### Requirements
Every entry here needs to be repeated exactly.

### Data for this task

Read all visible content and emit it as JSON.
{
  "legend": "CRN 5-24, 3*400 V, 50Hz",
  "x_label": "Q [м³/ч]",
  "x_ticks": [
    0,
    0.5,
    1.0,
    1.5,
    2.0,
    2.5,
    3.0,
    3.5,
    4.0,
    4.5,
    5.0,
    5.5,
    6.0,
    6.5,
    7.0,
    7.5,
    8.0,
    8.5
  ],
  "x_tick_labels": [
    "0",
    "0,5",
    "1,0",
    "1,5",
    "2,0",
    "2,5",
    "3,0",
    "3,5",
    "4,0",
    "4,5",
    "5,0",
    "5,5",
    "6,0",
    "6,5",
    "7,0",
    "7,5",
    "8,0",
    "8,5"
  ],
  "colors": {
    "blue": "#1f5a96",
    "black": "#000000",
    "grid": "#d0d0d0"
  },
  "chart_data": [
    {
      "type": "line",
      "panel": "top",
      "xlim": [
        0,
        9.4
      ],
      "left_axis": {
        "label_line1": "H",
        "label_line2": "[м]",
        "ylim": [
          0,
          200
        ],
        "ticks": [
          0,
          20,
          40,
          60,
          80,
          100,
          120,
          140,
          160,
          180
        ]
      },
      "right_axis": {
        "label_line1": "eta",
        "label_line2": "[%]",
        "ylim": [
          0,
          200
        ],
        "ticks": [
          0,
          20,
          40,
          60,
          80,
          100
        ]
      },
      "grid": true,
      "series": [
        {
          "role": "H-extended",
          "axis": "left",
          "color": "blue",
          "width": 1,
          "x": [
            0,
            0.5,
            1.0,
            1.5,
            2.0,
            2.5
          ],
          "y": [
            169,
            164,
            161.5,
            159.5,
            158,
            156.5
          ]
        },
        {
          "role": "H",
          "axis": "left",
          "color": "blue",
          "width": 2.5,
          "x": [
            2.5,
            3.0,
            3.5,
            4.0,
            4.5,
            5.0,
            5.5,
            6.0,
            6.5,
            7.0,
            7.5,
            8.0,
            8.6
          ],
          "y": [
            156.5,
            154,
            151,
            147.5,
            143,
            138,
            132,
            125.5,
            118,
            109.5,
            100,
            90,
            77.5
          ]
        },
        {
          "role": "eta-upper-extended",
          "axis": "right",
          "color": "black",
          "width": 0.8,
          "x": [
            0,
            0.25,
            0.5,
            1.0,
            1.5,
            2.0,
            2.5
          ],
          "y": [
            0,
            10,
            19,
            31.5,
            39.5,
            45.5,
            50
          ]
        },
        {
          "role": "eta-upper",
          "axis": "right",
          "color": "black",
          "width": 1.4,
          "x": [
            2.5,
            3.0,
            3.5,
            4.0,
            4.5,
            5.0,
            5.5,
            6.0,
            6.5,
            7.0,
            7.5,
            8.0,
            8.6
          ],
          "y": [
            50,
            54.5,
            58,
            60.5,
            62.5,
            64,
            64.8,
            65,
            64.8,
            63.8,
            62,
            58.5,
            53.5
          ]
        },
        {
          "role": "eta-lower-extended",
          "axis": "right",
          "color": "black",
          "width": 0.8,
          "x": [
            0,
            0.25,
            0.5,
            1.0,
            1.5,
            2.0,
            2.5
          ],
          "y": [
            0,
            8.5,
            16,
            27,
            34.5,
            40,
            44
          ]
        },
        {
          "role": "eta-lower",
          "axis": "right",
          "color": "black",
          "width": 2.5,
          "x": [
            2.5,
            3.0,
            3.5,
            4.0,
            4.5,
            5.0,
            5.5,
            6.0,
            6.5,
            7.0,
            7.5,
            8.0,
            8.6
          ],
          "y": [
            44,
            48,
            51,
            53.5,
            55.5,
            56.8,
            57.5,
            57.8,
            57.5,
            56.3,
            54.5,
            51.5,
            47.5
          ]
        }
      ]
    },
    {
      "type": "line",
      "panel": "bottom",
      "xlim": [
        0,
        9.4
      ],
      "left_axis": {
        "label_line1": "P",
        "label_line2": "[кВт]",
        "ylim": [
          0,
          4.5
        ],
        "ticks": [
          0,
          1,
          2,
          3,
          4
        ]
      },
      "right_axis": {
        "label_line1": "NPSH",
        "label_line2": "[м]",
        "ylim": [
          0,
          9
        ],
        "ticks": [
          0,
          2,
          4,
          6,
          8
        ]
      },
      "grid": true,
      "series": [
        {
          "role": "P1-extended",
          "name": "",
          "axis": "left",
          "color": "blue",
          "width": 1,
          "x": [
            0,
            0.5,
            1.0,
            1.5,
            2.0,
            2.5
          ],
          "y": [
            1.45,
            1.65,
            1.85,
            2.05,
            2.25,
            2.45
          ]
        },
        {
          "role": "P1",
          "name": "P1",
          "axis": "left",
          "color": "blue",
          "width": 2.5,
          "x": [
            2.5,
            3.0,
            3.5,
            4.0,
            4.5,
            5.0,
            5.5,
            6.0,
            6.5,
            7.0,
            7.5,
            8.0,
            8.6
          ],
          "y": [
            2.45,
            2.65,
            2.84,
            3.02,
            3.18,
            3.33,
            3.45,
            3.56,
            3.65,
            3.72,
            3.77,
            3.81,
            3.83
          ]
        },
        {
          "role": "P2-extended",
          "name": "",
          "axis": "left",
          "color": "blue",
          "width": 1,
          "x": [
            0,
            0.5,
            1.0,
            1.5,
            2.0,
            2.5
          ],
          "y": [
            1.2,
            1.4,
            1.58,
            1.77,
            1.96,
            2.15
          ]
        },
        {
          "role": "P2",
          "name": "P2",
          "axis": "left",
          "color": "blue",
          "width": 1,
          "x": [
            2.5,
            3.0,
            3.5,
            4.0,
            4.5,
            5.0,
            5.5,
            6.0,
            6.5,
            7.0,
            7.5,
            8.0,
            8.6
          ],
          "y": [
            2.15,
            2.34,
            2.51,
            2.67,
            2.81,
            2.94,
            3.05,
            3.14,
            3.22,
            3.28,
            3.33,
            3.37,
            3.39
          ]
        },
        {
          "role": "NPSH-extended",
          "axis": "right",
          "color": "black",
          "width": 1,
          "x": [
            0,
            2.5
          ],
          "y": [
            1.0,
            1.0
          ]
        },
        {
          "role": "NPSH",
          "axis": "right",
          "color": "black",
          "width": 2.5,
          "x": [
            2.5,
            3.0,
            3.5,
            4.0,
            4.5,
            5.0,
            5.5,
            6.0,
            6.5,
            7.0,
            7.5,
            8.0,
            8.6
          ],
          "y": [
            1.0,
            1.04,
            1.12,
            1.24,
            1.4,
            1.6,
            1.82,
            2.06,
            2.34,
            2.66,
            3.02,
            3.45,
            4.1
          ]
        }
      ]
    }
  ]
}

### Solution
Read all visible content and emit it as JSON.
{
  "legend": "CRN 5-24, 3*400 V, 50Hz",
  "x_label": "Q [м³/ч]",
  "x_ticks": [
    0,
    0.5,
    1.0,
    1.5,
    2.0,
    2.5,
    3.0,
    3.5,
    4.0,
    4.5,
    5.0,
    5.5,
    6.0,
    6.5,
    7.0,
    7.5,
    8.0,
    8.5
  ],
  "x_tick_labels": [
    "0",
    "0,5",
    "1,0",
    "1,5",
    "2,0",
    "2,5",
    "3,0",
    "3,5",
    "4,0",
    "4,5",
    "5,0",
    "5,5",
    "6,0",
    "6,5",
    "7,0",
    "7,5",
    "8,0",
    "8,5"
  ],
  "colors": {
    "blue": "#1f5a96",
    "black": "#000000",
    "grid": "#d0d0d0"
  },
  "chart_data": [
    {
      "type": "line",
      "panel": "top",
      "xlim": [
        0,
        9.4
      ],
      "left_axis": {
        "label_line1": "H",
        "label_line2": "[м]",
        "ylim": [
          0,
          200
        ],
        "ticks": [
          0,
          20,
          40,
          60,
          80,
          100,
          120,
          140,
          160,
          180
        ]
      },
      "right_axis": {
        "label_line1": "eta",
        "label_line2": "[%]",
        "ylim": [
          0,
          200
        ],
        "ticks": [
          0,
          20,
          40,
          60,
          80,
          100
        ]
      },
      "grid": true,
      "series": [
        {
          "role": "H-extended",
          "axis": "left",
          "color": "blue",
          "width": 1,
          "x": [
            0,
            0.5,
            1.0,
            1.5,
            2.0,
            2.5
          ],
          "y": [
            169,
            164,
            161.5,
            159.5,
            158,
            156.5
          ]
        },
        {
          "role": "H",
          "axis": "left",
          "color": "blue",
          "width": 2.5,
          "x": [
            2.5,
            3.0,
            3.5,
            4.0,
            4.5,
            5.0,
            5.5,
            6.0,
            6.5,
            7.0,
            7.5,
            8.0,
            8.6
          ],
          "y": [
            156.5,
            154,
            151,
            147.5,
            143,
            138,
            132,
            125.5,
            118,
            109.5,
            100,
            90,
            77.5
          ]
        },
        {
          "role": "eta-upper-extended",
          "axis": "right",
          "color": "black",
          "width": 0.8,
          "x": [
            0,
            0.25,
            0.5,
            1.0,
            1.5,
            2.0,
            2.5
          ],
          "y": [
            0,
            10,
            19,
            31.5,
            39.5,
            45.5,
            50
          ]
        },
        {
          "role": "eta-upper",
          "axis": "right",
          "color": "black",
          "width": 1.4,
          "x": [
            2.5,
            3.0,
            3.5,
            4.0,
            4.5,
            5.0,
            5.5,
            6.0,
            6.5,
            7.0,
            7.5,
            8.0,
            8.6
          ],
          "y": [
            50,
            54.5,
            58,
            60.5,
            62.5,
            64,
            64.8,
            65,
            64.8,
            63.8,
            62,
            58.5,
            53.5
          ]
        },
        {
          "role": "eta-lower-extended",
          "axis": "right",
          "color": "black",
          "width": 0.8,
          "x": [
            0,
            0.25,
            0.5,
            1.0,
            1.5,
            2.0,
            2.5
          ],
          "y": [
            0,
            8.5,
            16,
            27,
            34.5,
            40,
            44
          ]
        },
        {
          "role": "eta-lower",
          "axis": "right",
          "color": "black",
          "width": 2.5,
          "x": [
            2.5,
            3.0,
            3.5,
            4.0,
            4.5,
            5.0,
            5.5,
            6.0,
            6.5,
            7.0,
            7.5,
            8.0,
            8.6
          ],
          "y": [
            44,
            48,
            51,
            53.5,
            55.5,
            56.8,
            57.5,
            57.8,
            57.5,
            56.3,
            54.5,
            51.5,
            47.5
          ]
        }
      ]
    },
    {
      "type": "line",
      "panel": "bottom",
      "xlim": [
        0,
        9.4
      ],
      "left_axis": {
        "label_line1": "P",
        "label_line2": "[кВт]",
        "ylim": [
          0,
          4.5
        ],
        "ticks": [
          0,
          1,
          2,
          3,
          4
        ]
      },
      "right_axis": {
        "label_line1": "NPSH",
        "label_line2": "[м]",
        "ylim": [
          0,
          9
        ],
        "ticks": [
          0,
          2,
          4,
          6,
          8
        ]
      },
      "grid": true,
      "series": [
        {
          "role": "P1-extended",
          "name": "",
          "axis": "left",
          "color": "blue",
          "width": 1,
          "x": [
            0,
            0.5,
            1.0,
            1.5,
            2.0,
            2.5
          ],
          "y": [
            1.45,
            1.65,
            1.85,
            2.05,
            2.25,
            2.45
          ]
        },
        {
          "role": "P1",
          "name": "P1",
          "axis": "left",
          "color": "blue",
          "width": 2.5,
          "x": [
            2.5,
            3.0,
            3.5,
            4.0,
            4.5,
            5.0,
            5.5,
            6.0,
            6.5,
            7.0,
            7.5,
            8.0,
            8.6
          ],
          "y": [
            2.45,
            2.65,
            2.84,
            3.02,
            3.18,
            3.33,
            3.45,
            3.56,
            3.65,
            3.72,
            3.77,
            3.81,
            3.83
          ]
        },
        {
          "role": "P2-extended",
          "name": "",
          "axis": "left",
          "color": "blue",
          "width": 1,
          "x": [
            0,
            0.5,
            1.0,
            1.5,
            2.0,
            2.5
          ],
          "y": [
            1.2,
            1.4,
            1.58,
            1.77,
            1.96,
            2.15
          ]
        },
        {
          "role": "P2",
          "name": "P2",
          "axis": "left",
          "color": "blue",
          "width": 1,
          "x": [
            2.5,
            3.0,
            3.5,
            4.0,
            4.5,
            5.0,
            5.5,
            6.0,
            6.5,
            7.0,
            7.5,
            8.0,
            8.6
          ],
          "y": [
            2.15,
            2.34,
            2.51,
            2.67,
            2.81,
            2.94,
            3.05,
            3.14,
            3.22,
            3.28,
            3.33,
            3.37,
            3.39
          ]
        },
        {
          "role": "NPSH-extended",
          "axis": "right",
          "color": "black",
          "width": 1,
          "x": [
            0,
            2.5
          ],
          "y": [
            1.0,
            1.0
          ]
        },
        {
          "role": "NPSH",
          "axis": "right",
          "color": "black",
          "width": 2.5,
          "x": [
            2.5,
            3.0,
            3.5,
            4.0,
            4.5,
            5.0,
            5.5,
            6.0,
            6.5,
            7.0,
            7.5,
            8.0,
            8.6
          ],
          "y": [
            1.0,
            1.04,
            1.12,
            1.24,
            1.4,
            1.6,
            1.82,
            2.06,
            2.34,
            2.66,
            3.02,
            3.45,
            4.1
          ]
        }
      ]
    }
  ]
}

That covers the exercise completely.